## Requirement
From the listing below, work out how many lines contain "Выбор". Reply with that number only.

--- START OF Extracted records ---

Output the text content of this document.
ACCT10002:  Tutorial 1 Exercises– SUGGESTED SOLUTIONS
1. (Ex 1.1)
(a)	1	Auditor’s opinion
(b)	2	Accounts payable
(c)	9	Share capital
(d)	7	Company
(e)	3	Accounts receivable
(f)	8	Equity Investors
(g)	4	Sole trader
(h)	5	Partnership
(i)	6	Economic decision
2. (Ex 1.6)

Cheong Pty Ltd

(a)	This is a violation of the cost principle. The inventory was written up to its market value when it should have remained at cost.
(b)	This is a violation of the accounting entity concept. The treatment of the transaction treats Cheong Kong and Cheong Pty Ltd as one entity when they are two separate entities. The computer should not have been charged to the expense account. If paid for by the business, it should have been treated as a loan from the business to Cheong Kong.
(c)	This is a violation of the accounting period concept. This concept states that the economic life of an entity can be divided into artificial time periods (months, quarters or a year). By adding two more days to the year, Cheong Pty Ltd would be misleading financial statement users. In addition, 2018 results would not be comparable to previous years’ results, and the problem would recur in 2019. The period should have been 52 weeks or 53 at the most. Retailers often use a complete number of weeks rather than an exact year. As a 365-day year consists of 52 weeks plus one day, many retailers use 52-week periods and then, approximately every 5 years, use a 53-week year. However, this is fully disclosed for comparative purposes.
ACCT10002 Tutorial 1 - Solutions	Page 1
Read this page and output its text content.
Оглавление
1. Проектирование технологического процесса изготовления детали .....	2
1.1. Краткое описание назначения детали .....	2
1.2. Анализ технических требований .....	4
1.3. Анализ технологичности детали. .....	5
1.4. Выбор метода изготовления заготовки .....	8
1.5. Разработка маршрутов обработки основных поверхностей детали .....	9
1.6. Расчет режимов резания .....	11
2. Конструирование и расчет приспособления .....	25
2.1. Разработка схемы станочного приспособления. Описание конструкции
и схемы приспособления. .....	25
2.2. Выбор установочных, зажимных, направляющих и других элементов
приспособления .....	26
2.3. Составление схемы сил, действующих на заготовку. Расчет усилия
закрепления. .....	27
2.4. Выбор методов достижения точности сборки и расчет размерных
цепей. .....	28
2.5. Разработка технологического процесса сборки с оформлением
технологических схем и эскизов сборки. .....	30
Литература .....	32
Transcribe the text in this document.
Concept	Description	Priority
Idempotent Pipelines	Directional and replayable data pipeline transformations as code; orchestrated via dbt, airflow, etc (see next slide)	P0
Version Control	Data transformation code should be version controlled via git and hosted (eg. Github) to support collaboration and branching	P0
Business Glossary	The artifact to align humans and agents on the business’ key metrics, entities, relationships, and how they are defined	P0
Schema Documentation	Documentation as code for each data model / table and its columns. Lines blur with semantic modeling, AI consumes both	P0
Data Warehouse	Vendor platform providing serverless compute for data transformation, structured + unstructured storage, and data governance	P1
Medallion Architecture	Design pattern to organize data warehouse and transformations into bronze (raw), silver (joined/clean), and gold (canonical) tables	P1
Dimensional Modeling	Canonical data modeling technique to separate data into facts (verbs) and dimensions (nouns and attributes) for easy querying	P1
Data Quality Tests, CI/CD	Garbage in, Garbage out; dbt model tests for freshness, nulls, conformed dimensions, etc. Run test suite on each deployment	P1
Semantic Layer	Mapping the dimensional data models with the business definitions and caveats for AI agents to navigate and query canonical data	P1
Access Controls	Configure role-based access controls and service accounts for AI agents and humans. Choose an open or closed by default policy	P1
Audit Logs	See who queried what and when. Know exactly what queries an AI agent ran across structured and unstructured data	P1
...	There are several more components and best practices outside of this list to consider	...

--- END OF Extracted records ---

## Finished answer
3